[EXTRACTED DATA]:
━━━━━━━━━━━━━━━━━━━━━━━━━━━━━━

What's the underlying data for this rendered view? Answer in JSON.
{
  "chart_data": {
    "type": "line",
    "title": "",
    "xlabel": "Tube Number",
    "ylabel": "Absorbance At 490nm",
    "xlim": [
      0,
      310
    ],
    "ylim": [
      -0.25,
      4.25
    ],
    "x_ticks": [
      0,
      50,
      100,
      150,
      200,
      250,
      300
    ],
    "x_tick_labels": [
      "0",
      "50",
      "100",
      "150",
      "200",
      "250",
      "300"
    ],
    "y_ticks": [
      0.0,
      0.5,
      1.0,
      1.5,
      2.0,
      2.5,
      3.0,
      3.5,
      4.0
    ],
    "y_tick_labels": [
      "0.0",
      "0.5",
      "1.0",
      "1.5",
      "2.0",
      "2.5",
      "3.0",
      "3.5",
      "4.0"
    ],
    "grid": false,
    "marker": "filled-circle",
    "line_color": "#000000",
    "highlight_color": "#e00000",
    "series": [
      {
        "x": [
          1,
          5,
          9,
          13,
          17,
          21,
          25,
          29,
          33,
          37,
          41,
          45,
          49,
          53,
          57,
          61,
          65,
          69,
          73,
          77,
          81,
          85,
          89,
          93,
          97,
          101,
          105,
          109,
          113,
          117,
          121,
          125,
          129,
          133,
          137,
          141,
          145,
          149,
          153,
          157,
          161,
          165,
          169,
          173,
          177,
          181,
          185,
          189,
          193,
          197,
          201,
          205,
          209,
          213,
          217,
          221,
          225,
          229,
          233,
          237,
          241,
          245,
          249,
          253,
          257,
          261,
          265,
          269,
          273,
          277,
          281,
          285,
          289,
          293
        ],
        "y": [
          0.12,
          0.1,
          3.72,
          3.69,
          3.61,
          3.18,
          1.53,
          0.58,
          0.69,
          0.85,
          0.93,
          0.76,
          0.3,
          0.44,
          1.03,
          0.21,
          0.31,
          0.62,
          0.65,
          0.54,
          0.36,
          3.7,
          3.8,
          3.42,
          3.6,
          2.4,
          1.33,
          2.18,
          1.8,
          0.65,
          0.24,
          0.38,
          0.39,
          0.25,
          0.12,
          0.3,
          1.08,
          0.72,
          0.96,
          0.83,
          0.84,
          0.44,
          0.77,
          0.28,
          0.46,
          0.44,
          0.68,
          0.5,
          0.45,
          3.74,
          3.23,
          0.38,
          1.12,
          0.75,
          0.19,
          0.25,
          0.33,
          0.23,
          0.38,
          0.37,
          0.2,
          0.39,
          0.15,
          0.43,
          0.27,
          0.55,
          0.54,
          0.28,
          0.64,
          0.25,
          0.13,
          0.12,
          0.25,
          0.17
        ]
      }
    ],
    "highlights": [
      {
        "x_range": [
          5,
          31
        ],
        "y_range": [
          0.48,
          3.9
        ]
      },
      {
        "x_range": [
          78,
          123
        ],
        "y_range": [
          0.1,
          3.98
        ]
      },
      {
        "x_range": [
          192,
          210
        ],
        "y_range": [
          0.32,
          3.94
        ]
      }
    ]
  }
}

━━━━━━━━━━━━━━━━━━━━━━━━━━━━━━

[PROBLEM DESCRIPTION]: Copy out all of the lines above exactly.

[OUTPUT FOR THIS EXERCISE]:
What's the underlying data for this rendered view? Answer in JSON.
{
  "chart_data": {
    "type": "line",
    "title": "",
    "xlabel": "Tube Number",
    "ylabel": "Absorbance At 490nm",
    "xlim": [
      0,
      310
    ],
    "ylim": [
      -0.25,
      4.25
    ],
    "x_ticks": [
      0,
      50,
      100,
      150,
      200,
      250,
      300
    ],
    "x_tick_labels": [
      "0",
      "50",
      "100",
      "150",
      "200",
      "250",
      "300"
    ],
    "y_ticks": [
      0.0,
      0.5,
      1.0,
      1.5,
      2.0,
      2.5,
      3.0,
      3.5,
      4.0
    ],
    "y_tick_labels": [
      "0.0",
      "0.5",
      "1.0",
      "1.5",
      "2.0",
      "2.5",
      "3.0",
      "3.5",
      "4.0"
    ],
    "grid": false,
    "marker": "filled-circle",
    "line_color": "#000000",
    "highlight_color": "#e00000",
    "series": [
      {
        "x": [
          1,
          5,
          9,
          13,
          17,
          21,
          25,
          29,
          33,
          37,
          41,
          45,
          49,
          53,
          57,
          61,
          65,
          69,
          73,
          77,
          81,
          85,
          89,
          93,
          97,
          101,
          105,
          109,
          113,
          117,
          121,
          125,
          129,
          133,
          137,
          141,
          145,
          149,
          153,
          157,
          161,
          165,
          169,
          173,
          177,
          181,
          185,
          189,
          193,
          197,
          201,
          205,
          209,
          213,
          217,
          221,
          225,
          229,
          233,
          237,
          241,
          245,
          249,
          253,
          257,
          261,
          265,
          269,
          273,
          277,
          281,
          285,
          289,
          293
        ],
        "y": [
          0.12,
          0.1,
          3.72,
          3.69,
          3.61,
          3.18,
          1.53,
          0.58,
          0.69,
          0.85,
          0.93,
          0.76,
          0.3,
          0.44,
          1.03,
          0.21,
          0.31,
          0.62,
          0.65,
          0.54,
          0.36,
          3.7,
          3.8,
          3.42,
          3.6,
          2.4,
          1.33,
          2.18,
          1.8,
          0.65,
          0.24,
          0.38,
          0.39,
          0.25,
          0.12,
          0.3,
          1.08,
          0.72,
          0.96,
          0.83,
          0.84,
          0.44,
          0.77,
          0.28,
          0.46,
          0.44,
          0.68,
          0.5,
          0.45,
          3.74,
          3.23,
          0.38,
          1.12,
          0.75,
          0.19,
          0.25,
          0.33,
          0.23,
          0.38,
          0.37,
          0.2,
          0.39,
          0.15,
          0.43,
          0.27,
          0.55,
          0.54,
          0.28,
          0.64,
          0.25,
          0.13,
          0.12,
          0.25,
          0.17
        ]
      }
    ],
    "highlights": [
      {
        "x_range": [
          5,
          31
        ],
        "y_range": [
          0.48,
          3.9
        ]
      },
      {
        "x_range": [
          78,
          123
        ],
        "y_range": [
          0.1,
          3.98
        ]
      },
      {
        "x_range": [
          192,
          210
        ],
        "y_range": [
          0.32,
          3.94
        ]
      }
    ]
  }
}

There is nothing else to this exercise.